*** Recorded information ***
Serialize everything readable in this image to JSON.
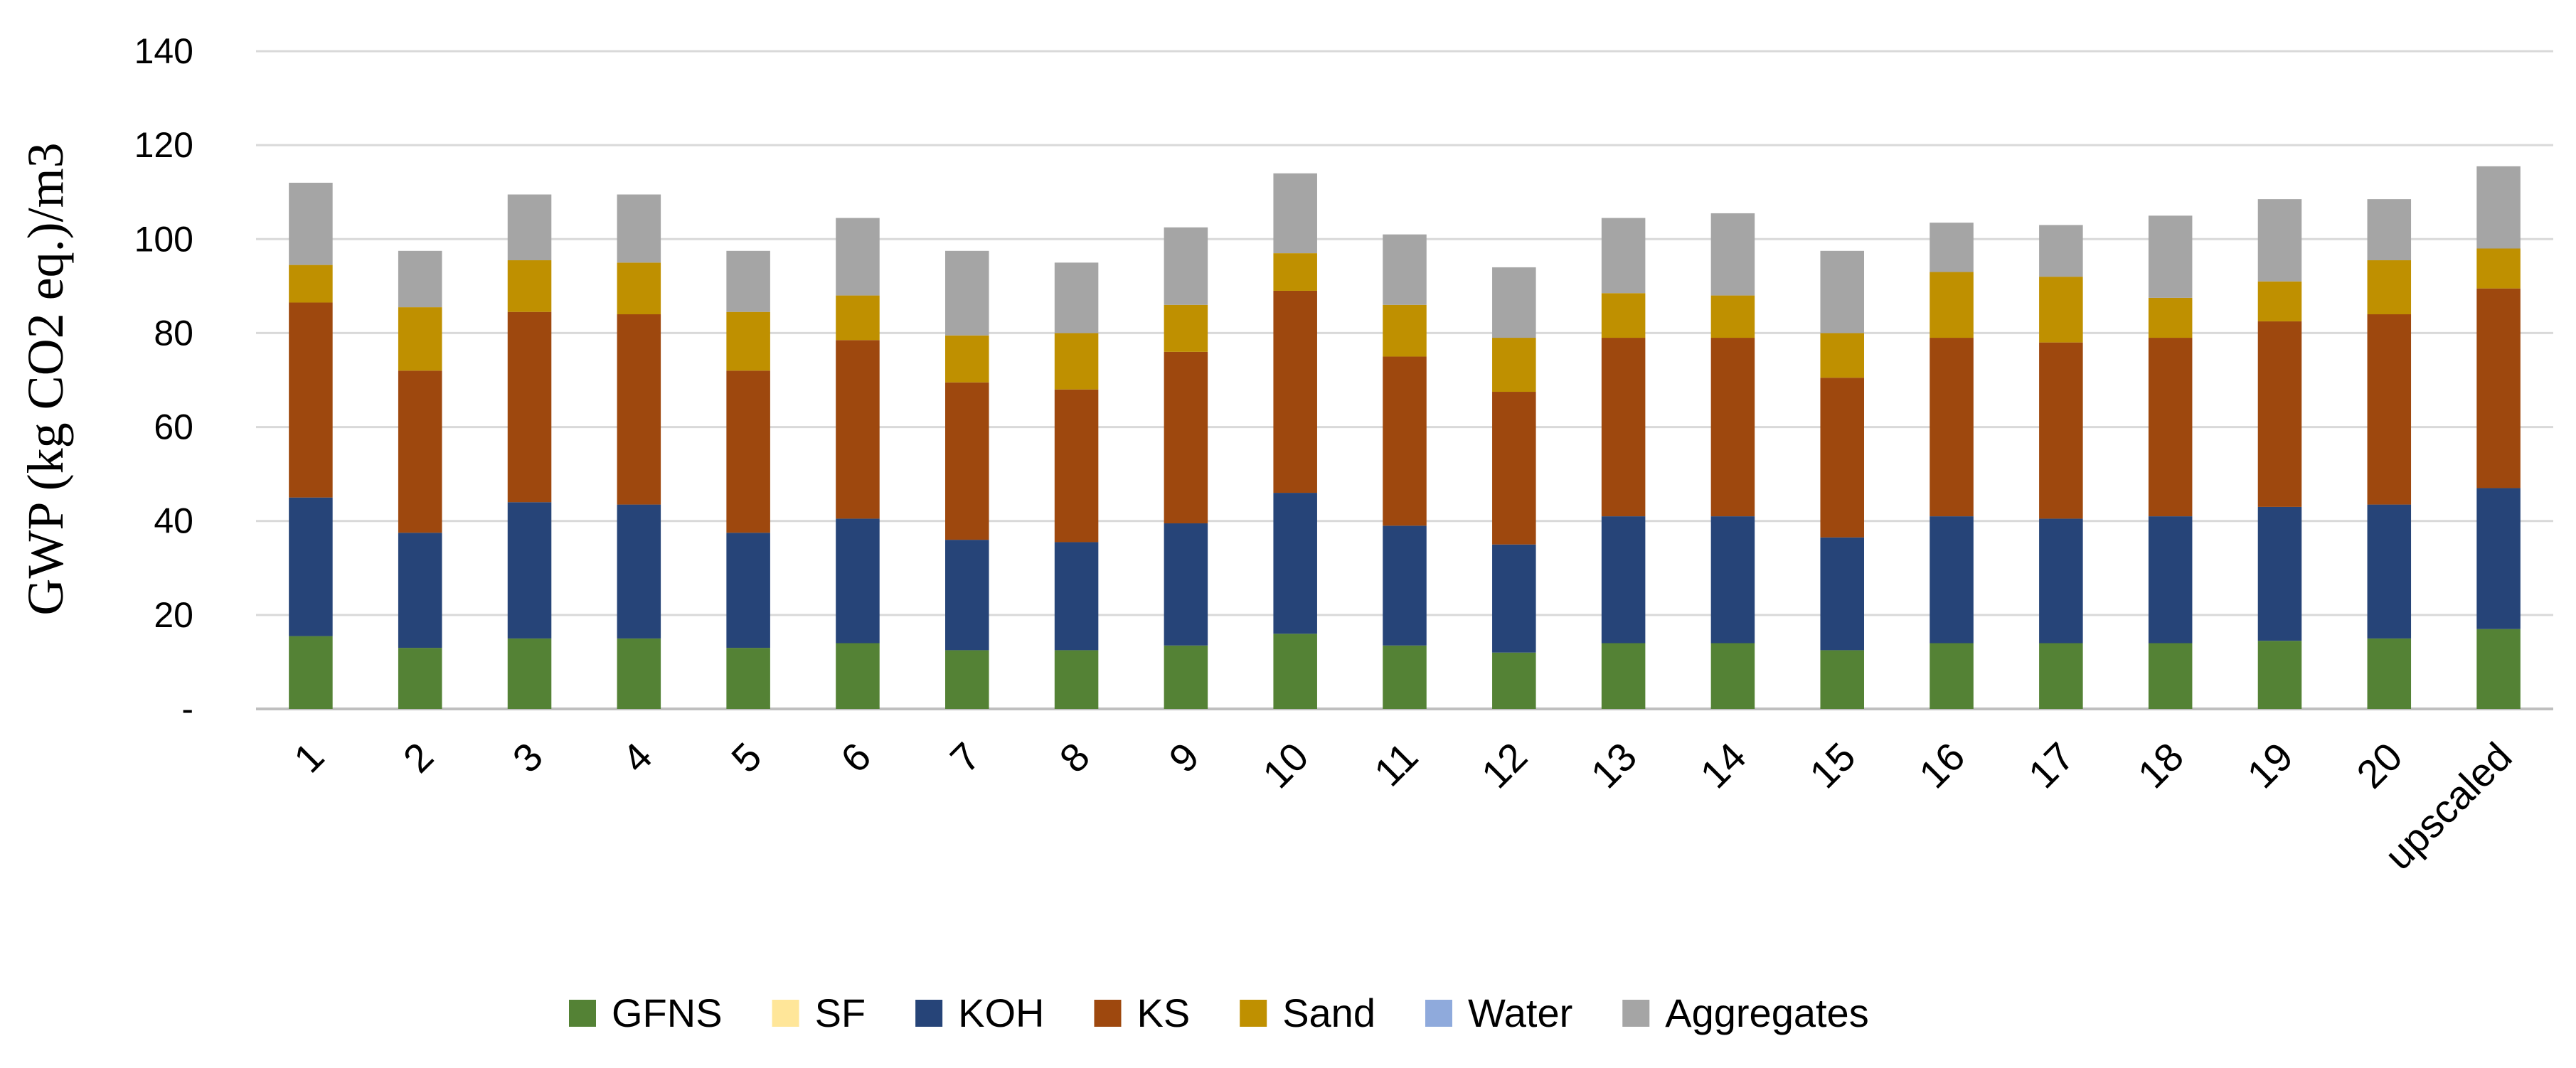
{
  "chart_data": {
    "type": "bar",
    "stacked": true,
    "title": "",
    "xlabel": "",
    "ylabel": "GWP (kg CO2 eq.)/m3",
    "ylim": [
      0,
      140
    ],
    "y_ticks": [
      "-",
      "20",
      "40",
      "60",
      "80",
      "100",
      "120",
      "140"
    ],
    "y_tick_values": [
      0,
      20,
      40,
      60,
      80,
      100,
      120,
      140
    ],
    "grid": true,
    "legend_position": "bottom",
    "categories": [
      "1",
      "2",
      "3",
      "4",
      "5",
      "6",
      "7",
      "8",
      "9",
      "10",
      "11",
      "12",
      "13",
      "14",
      "15",
      "16",
      "17",
      "18",
      "19",
      "20",
      "upscaled"
    ],
    "series": [
      {
        "name": "GFNS",
        "color": "#548235",
        "values": [
          15.5,
          13,
          15,
          15,
          13,
          14,
          12.5,
          12.5,
          13.5,
          16,
          13.5,
          12,
          14,
          14,
          12.5,
          14,
          14,
          14,
          14.5,
          15,
          17
        ]
      },
      {
        "name": "SF",
        "color": "#FFE699",
        "values": [
          0,
          0,
          0,
          0,
          0,
          0,
          0,
          0,
          0,
          0,
          0,
          0,
          0,
          0,
          0,
          0,
          0,
          0,
          0,
          0,
          0
        ]
      },
      {
        "name": "KOH",
        "color": "#264478",
        "values": [
          29.5,
          24.5,
          29,
          28.5,
          24.5,
          26.5,
          23.5,
          23,
          26,
          30,
          25.5,
          23,
          27,
          27,
          24,
          27,
          26.5,
          27,
          28.5,
          28.5,
          30
        ]
      },
      {
        "name": "KS",
        "color": "#9E480E",
        "values": [
          41.5,
          34.5,
          40.5,
          40.5,
          34.5,
          38,
          33.5,
          32.5,
          36.5,
          43,
          36,
          32.5,
          38,
          38,
          34,
          38,
          37.5,
          38,
          39.5,
          40.5,
          42.5
        ]
      },
      {
        "name": "Sand",
        "color": "#BF9000",
        "values": [
          8,
          13.5,
          11,
          11,
          12.5,
          9.5,
          10,
          12,
          10,
          8,
          11,
          11.5,
          9.5,
          9,
          9.5,
          14,
          14,
          8.5,
          8.5,
          11.5,
          8.5
        ]
      },
      {
        "name": "Water",
        "color": "#8FAADC",
        "values": [
          0,
          0,
          0,
          0,
          0,
          0,
          0,
          0,
          0,
          0,
          0,
          0,
          0,
          0,
          0,
          0,
          0,
          0,
          0,
          0,
          0
        ]
      },
      {
        "name": "Aggregates",
        "color": "#A5A5A5",
        "values": [
          17.5,
          12,
          14,
          14.5,
          13,
          16.5,
          18,
          15,
          16.5,
          17,
          15,
          15,
          16,
          17.5,
          17.5,
          10.5,
          11,
          17.5,
          17.5,
          13,
          17.5
        ]
      }
    ]
  }
}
***
[Exercise details]
Without the pictures, restate all of the entries above verbatim.

[Result of this task]
Serialize everything readable in this image to JSON.
{
  "chart_data": {
    "type": "bar",
    "stacked": true,
    "title": "",
    "xlabel": "",
    "ylabel": "GWP (kg CO2 eq.)/m3",
    "ylim": [
      0,
      140
    ],
    "y_ticks": [
      "-",
      "20",
      "40",
      "60",
      "80",
      "100",
      "120",
      "140"
    ],
    "y_tick_values": [
      0,
      20,
      40,
      60,
      80,
      100,
      120,
      140
    ],
    "grid": true,
    "legend_position": "bottom",
    "categories": [
      "1",
      "2",
      "3",
      "4",
      "5",
      "6",
      "7",
      "8",
      "9",
      "10",
      "11",
      "12",
      "13",
      "14",
      "15",
      "16",
      "17",
      "18",
      "19",
      "20",
      "upscaled"
    ],
    "series": [
      {
        "name": "GFNS",
        "color": "#548235",
        "values": [
          15.5,
          13,
          15,
          15,
          13,
          14,
          12.5,
          12.5,
          13.5,
          16,
          13.5,
          12,
          14,
          14,
          12.5,
          14,
          14,
          14,
          14.5,
          15,
          17
        ]
      },
      {
        "name": "SF",
        "color": "#FFE699",
        "values": [
          0,
          0,
          0,
          0,
          0,
          0,
          0,
          0,
          0,
          0,
          0,
          0,
          0,
          0,
          0,
          0,
          0,
          0,
          0,
          0,
          0
        ]
      },
      {
        "name": "KOH",
        "color": "#264478",
        "values": [
          29.5,
          24.5,
          29,
          28.5,
          24.5,
          26.5,
          23.5,
          23,
          26,
          30,
          25.5,
          23,
          27,
          27,
          24,
          27,
          26.5,
          27,
          28.5,
          28.5,
          30
        ]
      },
      {
        "name": "KS",
        "color": "#9E480E",
        "values": [
          41.5,
          34.5,
          40.5,
          40.5,
          34.5,
          38,
          33.5,
          32.5,
          36.5,
          43,
          36,
          32.5,
          38,
          38,
          34,
          38,
          37.5,
          38,
          39.5,
          40.5,
          42.5
        ]
      },
      {
        "name": "Sand",
        "color": "#BF9000",
        "values": [
          8,
          13.5,
          11,
          11,
          12.5,
          9.5,
          10,
          12,
          10,
          8,
          11,
          11.5,
          9.5,
          9,
          9.5,
          14,
          14,
          8.5,
          8.5,
          11.5,
          8.5
        ]
      },
      {
        "name": "Water",
        "color": "#8FAADC",
        "values": [
          0,
          0,
          0,
          0,
          0,
          0,
          0,
          0,
          0,
          0,
          0,
          0,
          0,
          0,
          0,
          0,
          0,
          0,
          0,
          0,
          0
        ]
      },
      {
        "name": "Aggregates",
        "color": "#A5A5A5",
        "values": [
          17.5,
          12,
          14,
          14.5,
          13,
          16.5,
          18,
          15,
          16.5,
          17,
          15,
          15,
          16,
          17.5,
          17.5,
          10.5,
          11,
          17.5,
          17.5,
          13,
          17.5
        ]
      }
    ]
  }
}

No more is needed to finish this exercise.